• [INSTRUCTIONS FOR THE TASK]: Copy every record below exactly as written, but leave out the pictures.

• [INPUT DATA]:
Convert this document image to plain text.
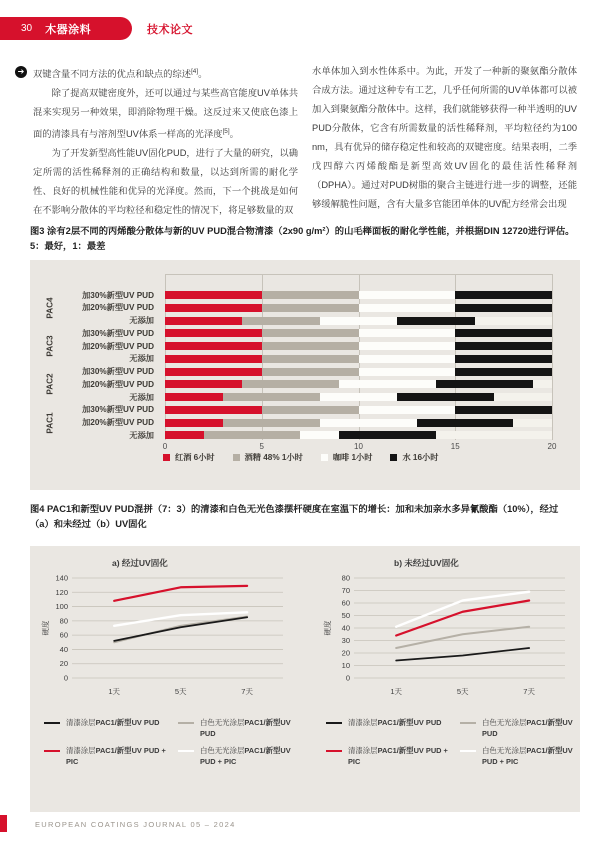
30 木器涂料	技术论文
➔ 双键含量不同方法的优点和缺点的综述[4]。

除了提高双键密度外，还可以通过与某些高官能度UV单体共混来实现另一种效果，即消除物理干燥。这反过来又使底色漆上面的清漆具有与溶剂型UV体系一样高的光泽度[5]。

为了开发新型高性能UV固化PUD，进行了大量的研究，以确定所需的活性稀释剂的正确结构和数量，以达到所需的耐化学性、良好的机械性能和优异的光泽度。然而，下一个挑战是如何在不影响分散体的平均粒径和稳定性的情况下，将足够数量的双

水单体加入到水性体系中。为此，开发了一种新的聚氨酯分散体合成方法。通过这种专有工艺，几乎任何所需的UV单体都可以被加入到聚氨酯分散体中。这样，我们就能够获得一种半透明的UV PUD分散体，它含有所需数量的活性稀释剂，平均粒径约为100 nm，具有优异的储存稳定性和较高的双键密度。结果表明，二季戊四醇六丙烯酸酯是新型高效UV固化的最佳活性稀释剂（DPHA）。通过对PUD树脂的聚合主链进行进一步的调整，还能够缓解脆性问题，含有大量多官能团单体的UV配方经常会出现

图3 涂有2层不同的丙烯酸分散体与新的UV PUD混合物清漆（2x90 g/m²）的山毛榉面板的耐化学性能，并根据DIN 12720进行评估。
5：最好，1：最差
红酒 6小时	酒精 48% 1小时	咖啡 1小时	水 16小时
0	5	10	15	20
加30%新型UV PUD
加20%新型UV PUD
无添加
加30%新型UV PUD
加20%新型UV PUD
无添加
加30%新型UV PUD
加20%新型UV PUD
无添加
加30%新型UV PUD
加20%新型UV PUD
无添加
PAC4
PAC3
PAC2
PAC1
图4 PAC1和新型UV PUD混拼（7：3）的清漆和白色无光色漆摆杆硬度在室温下的增长：加和未加亲水多异氰酸酯（10%），经过
（a）和未经过（b）UV固化
a) 经过UV固化	b) 未经过UV固化
0
20
40
60
80
100
120
140
1天	5天	7天
硬度
0
10
20
30
40
50
60
70
80
1天	5天	7天
硬度
清漆涂层PAC1/新型UV PUD	白色无光涂层PAC1/新型UV PUD
清漆涂层PAC1/新型UV PUD + PIC
白色无光涂层PAC1/新型UV PUD + PIC
清漆涂层PAC1/新型UV PUD	白色无光涂层PAC1/新型UV PUD
清漆涂层PAC1/新型UV PUD + PIC
白色无光涂层PAC1/新型UV PUD + PIC
EUROPEAN COATINGS JOURNAL 05 – 2024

• [SOLUTION TO THIS EXERCISE]:
Convert this document image to plain text.
30 木器涂料	技术论文
➔ 双键含量不同方法的优点和缺点的综述[4]。

除了提高双键密度外，还可以通过与某些高官能度UV单体共混来实现另一种效果，即消除物理干燥。这反过来又使底色漆上面的清漆具有与溶剂型UV体系一样高的光泽度[5]。

为了开发新型高性能UV固化PUD，进行了大量的研究，以确定所需的活性稀释剂的正确结构和数量，以达到所需的耐化学性、良好的机械性能和优异的光泽度。然而，下一个挑战是如何在不影响分散体的平均粒径和稳定性的情况下，将足够数量的双

水单体加入到水性体系中。为此，开发了一种新的聚氨酯分散体合成方法。通过这种专有工艺，几乎任何所需的UV单体都可以被加入到聚氨酯分散体中。这样，我们就能够获得一种半透明的UV PUD分散体，它含有所需数量的活性稀释剂，平均粒径约为100 nm，具有优异的储存稳定性和较高的双键密度。结果表明，二季戊四醇六丙烯酸酯是新型高效UV固化的最佳活性稀释剂（DPHA）。通过对PUD树脂的聚合主链进行进一步的调整，还能够缓解脆性问题，含有大量多官能团单体的UV配方经常会出现

图3 涂有2层不同的丙烯酸分散体与新的UV PUD混合物清漆（2x90 g/m²）的山毛榉面板的耐化学性能，并根据DIN 12720进行评估。
5：最好，1：最差
红酒 6小时	酒精 48% 1小时	咖啡 1小时	水 16小时
0	5	10	15	20
加30%新型UV PUD
加20%新型UV PUD
无添加
加30%新型UV PUD
加20%新型UV PUD
无添加
加30%新型UV PUD
加20%新型UV PUD
无添加
加30%新型UV PUD
加20%新型UV PUD
无添加
PAC4
PAC3
PAC2
PAC1
图4 PAC1和新型UV PUD混拼（7：3）的清漆和白色无光色漆摆杆硬度在室温下的增长：加和未加亲水多异氰酸酯（10%），经过
（a）和未经过（b）UV固化
a) 经过UV固化	b) 未经过UV固化
0
20
40
60
80
100
120
140
1天	5天	7天
硬度
0
10
20
30
40
50
60
70
80
1天	5天	7天
硬度
清漆涂层PAC1/新型UV PUD	白色无光涂层PAC1/新型UV PUD
清漆涂层PAC1/新型UV PUD + PIC
白色无光涂层PAC1/新型UV PUD + PIC
清漆涂层PAC1/新型UV PUD	白色无光涂层PAC1/新型UV PUD
清漆涂层PAC1/新型UV PUD + PIC
白色无光涂层PAC1/新型UV PUD + PIC
EUROPEAN COATINGS JOURNAL 05 – 2024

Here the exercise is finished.